— Start of TASK INPUT —

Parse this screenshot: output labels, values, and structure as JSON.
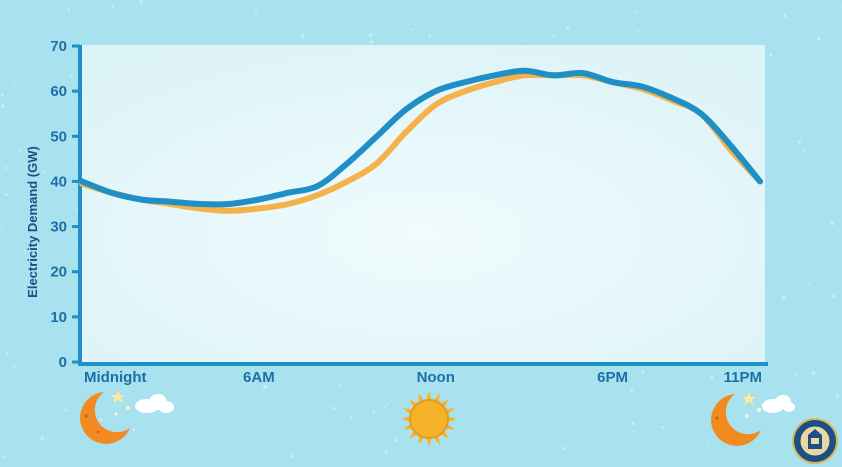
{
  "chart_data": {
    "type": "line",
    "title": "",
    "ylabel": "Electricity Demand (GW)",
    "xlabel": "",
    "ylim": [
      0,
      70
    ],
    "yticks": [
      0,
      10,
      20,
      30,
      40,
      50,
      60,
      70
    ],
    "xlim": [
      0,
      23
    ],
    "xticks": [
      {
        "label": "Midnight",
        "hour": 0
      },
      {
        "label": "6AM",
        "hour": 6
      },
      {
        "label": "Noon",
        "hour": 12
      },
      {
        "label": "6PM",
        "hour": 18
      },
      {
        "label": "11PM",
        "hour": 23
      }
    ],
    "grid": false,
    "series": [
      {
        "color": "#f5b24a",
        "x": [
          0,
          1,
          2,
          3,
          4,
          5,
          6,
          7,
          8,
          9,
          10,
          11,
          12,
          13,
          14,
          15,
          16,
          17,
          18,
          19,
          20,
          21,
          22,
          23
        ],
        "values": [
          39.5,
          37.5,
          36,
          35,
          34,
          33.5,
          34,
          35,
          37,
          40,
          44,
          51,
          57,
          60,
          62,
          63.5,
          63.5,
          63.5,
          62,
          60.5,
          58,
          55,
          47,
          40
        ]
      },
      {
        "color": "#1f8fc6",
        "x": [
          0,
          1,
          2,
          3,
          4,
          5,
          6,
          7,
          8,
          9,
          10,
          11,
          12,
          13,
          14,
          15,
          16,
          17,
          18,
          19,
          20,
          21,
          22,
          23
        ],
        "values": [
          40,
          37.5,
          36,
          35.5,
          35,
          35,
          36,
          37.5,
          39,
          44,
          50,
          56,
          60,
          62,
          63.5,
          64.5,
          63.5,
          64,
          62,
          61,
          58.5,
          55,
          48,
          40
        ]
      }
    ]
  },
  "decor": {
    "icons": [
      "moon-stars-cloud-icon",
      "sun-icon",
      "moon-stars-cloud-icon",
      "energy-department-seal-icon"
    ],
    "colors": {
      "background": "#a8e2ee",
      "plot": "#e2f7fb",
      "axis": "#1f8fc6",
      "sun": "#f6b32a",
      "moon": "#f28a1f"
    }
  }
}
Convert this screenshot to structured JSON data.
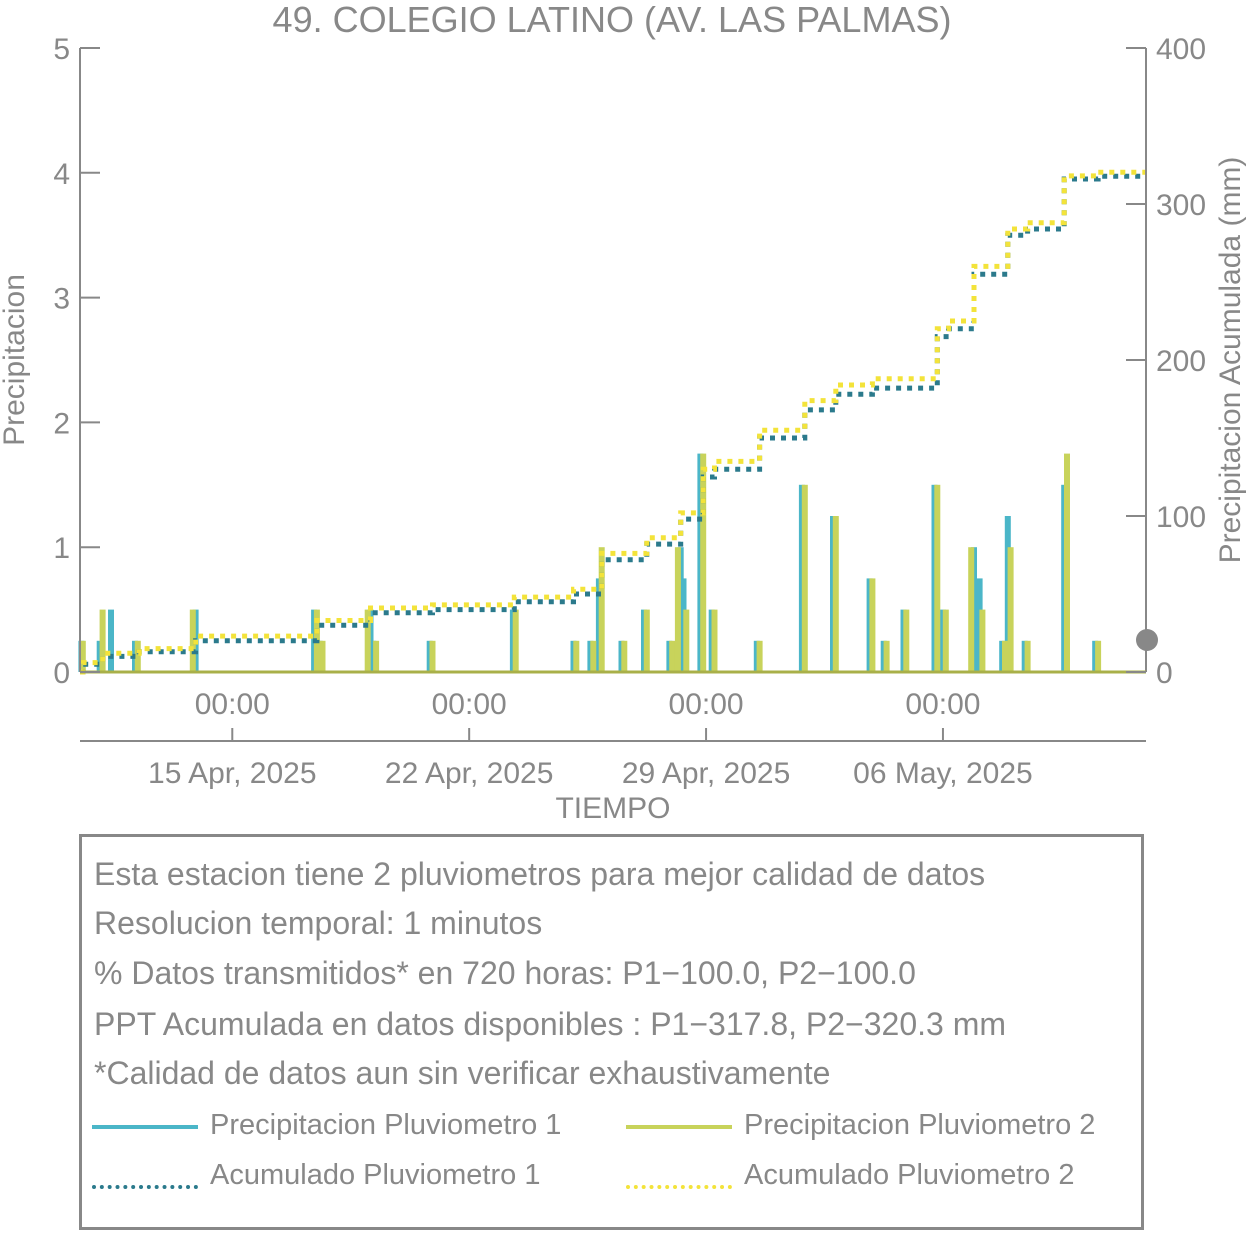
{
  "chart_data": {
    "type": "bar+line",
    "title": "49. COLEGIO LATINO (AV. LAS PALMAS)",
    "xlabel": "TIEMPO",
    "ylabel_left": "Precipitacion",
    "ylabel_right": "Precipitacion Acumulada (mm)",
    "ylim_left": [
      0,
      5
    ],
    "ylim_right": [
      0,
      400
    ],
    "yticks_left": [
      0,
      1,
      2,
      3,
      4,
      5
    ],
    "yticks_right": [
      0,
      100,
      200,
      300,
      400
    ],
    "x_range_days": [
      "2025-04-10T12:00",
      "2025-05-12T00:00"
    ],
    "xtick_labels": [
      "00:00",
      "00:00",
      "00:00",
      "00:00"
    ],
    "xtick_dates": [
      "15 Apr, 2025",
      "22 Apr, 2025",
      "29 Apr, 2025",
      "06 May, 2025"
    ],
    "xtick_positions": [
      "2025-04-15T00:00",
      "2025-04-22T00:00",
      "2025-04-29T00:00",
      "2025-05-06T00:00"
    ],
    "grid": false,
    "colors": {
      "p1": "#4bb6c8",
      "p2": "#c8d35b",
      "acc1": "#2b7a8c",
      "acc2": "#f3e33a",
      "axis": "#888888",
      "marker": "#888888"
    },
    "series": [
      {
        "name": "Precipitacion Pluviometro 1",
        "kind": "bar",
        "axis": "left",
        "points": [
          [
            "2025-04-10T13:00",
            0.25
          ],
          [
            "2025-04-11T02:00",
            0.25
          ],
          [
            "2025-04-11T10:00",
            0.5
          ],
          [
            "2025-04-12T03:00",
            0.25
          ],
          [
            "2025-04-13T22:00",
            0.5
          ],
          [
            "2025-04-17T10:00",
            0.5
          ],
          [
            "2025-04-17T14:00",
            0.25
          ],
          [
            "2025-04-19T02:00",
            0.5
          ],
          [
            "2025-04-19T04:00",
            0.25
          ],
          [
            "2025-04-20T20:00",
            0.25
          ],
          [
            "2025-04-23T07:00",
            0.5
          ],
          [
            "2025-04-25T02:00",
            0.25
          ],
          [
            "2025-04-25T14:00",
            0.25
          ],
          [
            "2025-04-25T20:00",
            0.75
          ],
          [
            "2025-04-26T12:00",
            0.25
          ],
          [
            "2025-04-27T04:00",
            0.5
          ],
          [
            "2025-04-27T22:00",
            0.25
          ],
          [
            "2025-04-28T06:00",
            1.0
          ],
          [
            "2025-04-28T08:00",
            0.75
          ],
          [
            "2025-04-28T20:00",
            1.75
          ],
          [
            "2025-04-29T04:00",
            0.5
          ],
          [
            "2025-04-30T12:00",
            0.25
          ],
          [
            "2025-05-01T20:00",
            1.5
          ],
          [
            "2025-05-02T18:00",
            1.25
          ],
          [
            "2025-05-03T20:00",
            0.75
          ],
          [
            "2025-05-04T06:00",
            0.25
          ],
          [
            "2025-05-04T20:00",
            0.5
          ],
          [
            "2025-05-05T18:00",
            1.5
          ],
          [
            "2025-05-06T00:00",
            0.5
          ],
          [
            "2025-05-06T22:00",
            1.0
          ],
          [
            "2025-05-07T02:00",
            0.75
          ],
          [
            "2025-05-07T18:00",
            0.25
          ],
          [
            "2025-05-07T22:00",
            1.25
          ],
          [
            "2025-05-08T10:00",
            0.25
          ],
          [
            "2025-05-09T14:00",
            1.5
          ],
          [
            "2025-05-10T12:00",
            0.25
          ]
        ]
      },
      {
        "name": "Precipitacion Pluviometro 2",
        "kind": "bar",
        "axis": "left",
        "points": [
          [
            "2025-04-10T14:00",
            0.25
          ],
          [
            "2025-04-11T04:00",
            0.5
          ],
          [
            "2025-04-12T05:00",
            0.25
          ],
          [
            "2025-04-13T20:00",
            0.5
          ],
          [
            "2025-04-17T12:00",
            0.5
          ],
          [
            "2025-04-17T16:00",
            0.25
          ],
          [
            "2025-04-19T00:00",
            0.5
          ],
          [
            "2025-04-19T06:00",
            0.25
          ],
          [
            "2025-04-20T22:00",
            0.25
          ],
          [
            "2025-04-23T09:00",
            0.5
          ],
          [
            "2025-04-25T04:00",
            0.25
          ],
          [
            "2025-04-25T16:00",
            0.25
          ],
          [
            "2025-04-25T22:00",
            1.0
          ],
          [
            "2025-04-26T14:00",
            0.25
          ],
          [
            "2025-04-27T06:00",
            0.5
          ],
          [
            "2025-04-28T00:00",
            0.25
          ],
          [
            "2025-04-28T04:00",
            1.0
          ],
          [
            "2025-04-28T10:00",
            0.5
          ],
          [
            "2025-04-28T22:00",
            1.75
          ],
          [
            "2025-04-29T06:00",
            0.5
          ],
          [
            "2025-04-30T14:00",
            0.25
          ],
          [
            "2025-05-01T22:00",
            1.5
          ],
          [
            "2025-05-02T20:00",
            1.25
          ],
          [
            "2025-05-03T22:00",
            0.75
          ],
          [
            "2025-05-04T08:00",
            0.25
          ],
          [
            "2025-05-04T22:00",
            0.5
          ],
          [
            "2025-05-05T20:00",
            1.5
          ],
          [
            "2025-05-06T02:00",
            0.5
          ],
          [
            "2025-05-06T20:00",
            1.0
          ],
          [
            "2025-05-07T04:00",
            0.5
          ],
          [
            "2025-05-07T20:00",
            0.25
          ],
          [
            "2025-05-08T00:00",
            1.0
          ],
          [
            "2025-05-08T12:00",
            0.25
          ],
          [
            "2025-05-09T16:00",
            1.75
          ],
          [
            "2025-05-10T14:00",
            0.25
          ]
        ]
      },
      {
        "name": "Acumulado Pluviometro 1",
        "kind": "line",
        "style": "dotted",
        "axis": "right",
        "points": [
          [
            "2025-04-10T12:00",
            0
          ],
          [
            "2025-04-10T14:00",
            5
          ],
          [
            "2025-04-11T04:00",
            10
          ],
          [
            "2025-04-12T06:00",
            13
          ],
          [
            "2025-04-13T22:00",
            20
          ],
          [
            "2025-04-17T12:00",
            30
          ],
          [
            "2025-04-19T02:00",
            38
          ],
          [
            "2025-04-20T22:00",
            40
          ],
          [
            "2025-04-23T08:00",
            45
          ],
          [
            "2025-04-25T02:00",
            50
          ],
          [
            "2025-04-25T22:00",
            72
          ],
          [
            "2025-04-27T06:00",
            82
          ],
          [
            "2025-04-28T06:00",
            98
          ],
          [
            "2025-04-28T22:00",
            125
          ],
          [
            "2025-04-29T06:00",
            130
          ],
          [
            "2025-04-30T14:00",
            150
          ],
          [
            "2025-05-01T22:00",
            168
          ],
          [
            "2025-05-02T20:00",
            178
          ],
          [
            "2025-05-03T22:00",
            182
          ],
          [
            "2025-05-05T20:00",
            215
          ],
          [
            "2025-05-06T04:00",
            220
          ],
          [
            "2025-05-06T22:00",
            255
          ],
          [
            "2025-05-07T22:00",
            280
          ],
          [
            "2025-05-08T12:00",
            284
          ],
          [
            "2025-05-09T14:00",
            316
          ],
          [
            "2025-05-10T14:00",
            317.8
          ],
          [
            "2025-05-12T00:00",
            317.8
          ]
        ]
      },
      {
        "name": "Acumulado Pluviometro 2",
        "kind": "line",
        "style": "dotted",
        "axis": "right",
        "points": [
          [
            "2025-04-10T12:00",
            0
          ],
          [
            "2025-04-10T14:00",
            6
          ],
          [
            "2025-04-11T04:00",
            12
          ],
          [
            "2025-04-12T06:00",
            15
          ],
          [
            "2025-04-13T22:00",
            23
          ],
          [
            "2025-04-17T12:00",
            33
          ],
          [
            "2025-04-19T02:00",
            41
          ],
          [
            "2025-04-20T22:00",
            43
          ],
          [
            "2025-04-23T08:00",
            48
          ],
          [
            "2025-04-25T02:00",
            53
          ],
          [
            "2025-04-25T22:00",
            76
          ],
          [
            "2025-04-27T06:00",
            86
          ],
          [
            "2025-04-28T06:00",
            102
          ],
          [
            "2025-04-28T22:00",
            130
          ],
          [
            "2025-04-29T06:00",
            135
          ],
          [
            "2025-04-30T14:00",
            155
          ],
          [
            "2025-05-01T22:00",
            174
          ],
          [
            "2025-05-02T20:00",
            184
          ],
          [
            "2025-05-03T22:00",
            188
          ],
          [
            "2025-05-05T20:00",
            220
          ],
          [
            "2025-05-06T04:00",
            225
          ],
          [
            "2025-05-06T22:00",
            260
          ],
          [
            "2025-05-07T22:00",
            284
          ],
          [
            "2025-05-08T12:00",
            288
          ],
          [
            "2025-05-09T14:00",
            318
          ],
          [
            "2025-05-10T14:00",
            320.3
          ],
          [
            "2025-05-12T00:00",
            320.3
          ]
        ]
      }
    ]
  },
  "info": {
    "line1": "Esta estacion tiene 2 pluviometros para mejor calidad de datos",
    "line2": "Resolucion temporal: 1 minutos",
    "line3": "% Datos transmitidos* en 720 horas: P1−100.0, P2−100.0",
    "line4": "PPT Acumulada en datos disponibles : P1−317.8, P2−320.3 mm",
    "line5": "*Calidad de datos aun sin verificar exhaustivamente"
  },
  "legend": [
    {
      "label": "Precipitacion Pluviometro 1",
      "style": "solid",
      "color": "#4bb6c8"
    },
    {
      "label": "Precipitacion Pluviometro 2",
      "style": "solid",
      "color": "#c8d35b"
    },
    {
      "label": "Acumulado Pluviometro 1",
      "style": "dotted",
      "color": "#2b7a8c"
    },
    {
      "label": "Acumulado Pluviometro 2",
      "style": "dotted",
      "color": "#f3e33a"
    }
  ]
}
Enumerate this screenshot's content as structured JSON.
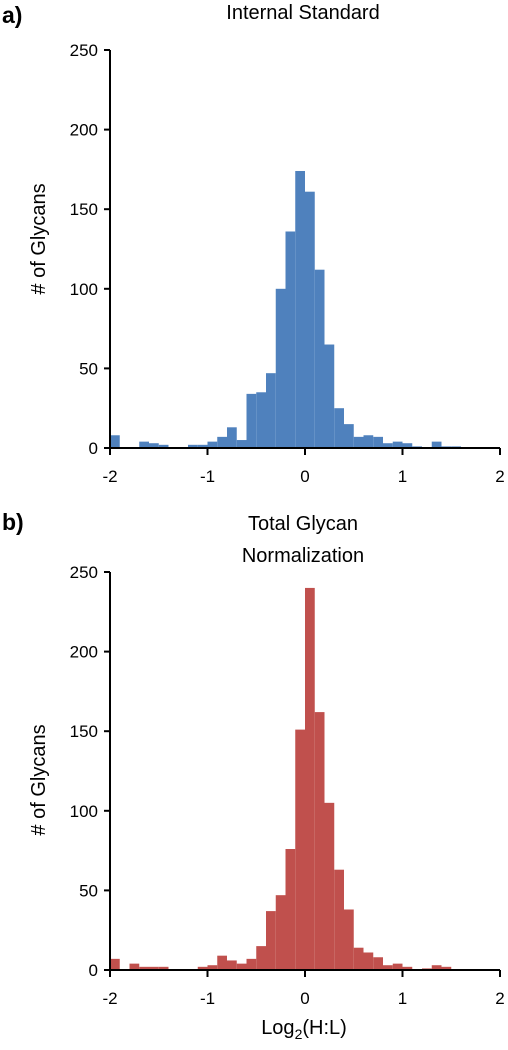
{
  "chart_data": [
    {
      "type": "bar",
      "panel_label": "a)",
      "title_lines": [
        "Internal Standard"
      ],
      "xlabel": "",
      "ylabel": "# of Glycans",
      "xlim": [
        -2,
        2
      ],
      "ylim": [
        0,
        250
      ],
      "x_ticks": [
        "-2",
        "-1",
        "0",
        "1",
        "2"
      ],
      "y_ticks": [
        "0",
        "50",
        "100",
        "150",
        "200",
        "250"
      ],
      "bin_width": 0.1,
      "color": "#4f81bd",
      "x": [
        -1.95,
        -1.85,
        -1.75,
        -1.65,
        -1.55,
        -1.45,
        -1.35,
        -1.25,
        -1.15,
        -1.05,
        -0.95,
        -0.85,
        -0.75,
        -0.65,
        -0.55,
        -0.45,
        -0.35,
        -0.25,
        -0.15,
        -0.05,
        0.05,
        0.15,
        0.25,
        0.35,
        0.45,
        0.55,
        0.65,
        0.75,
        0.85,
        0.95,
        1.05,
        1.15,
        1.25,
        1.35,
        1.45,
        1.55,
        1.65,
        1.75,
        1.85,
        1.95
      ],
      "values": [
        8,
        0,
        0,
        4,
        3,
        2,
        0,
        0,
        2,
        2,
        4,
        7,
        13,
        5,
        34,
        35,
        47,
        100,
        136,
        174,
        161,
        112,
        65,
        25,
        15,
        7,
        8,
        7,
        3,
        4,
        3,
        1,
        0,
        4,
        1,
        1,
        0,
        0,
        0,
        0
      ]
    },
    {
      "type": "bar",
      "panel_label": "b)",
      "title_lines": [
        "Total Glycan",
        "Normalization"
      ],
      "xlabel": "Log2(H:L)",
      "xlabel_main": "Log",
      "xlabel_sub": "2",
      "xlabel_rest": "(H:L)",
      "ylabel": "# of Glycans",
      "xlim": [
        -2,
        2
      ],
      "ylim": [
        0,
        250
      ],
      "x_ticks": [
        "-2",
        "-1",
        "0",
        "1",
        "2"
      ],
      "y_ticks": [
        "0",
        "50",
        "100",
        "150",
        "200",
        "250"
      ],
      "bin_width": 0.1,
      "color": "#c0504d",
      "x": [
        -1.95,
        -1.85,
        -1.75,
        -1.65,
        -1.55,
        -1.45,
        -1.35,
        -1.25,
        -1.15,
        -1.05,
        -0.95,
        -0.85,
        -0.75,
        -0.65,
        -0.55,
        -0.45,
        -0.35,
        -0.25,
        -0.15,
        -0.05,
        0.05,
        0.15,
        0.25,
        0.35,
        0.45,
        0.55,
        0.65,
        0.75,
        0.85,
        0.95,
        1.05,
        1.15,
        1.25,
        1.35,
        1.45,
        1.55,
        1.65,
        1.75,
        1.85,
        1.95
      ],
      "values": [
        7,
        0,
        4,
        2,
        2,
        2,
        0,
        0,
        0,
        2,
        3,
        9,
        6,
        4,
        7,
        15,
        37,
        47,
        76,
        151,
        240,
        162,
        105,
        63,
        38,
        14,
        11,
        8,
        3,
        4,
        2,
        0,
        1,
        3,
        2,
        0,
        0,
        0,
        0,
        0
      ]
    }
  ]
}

— End of TASK INPUT —

Read the entries and show each line that mentions "Acumulada".

SOLUTION BELOW »
    "ylabel_right": "Precipitacion Acumulada (mm)",
    "line4": "PPT Acumulada en datos disponibles : P1−317.8, P2−320.3 mm",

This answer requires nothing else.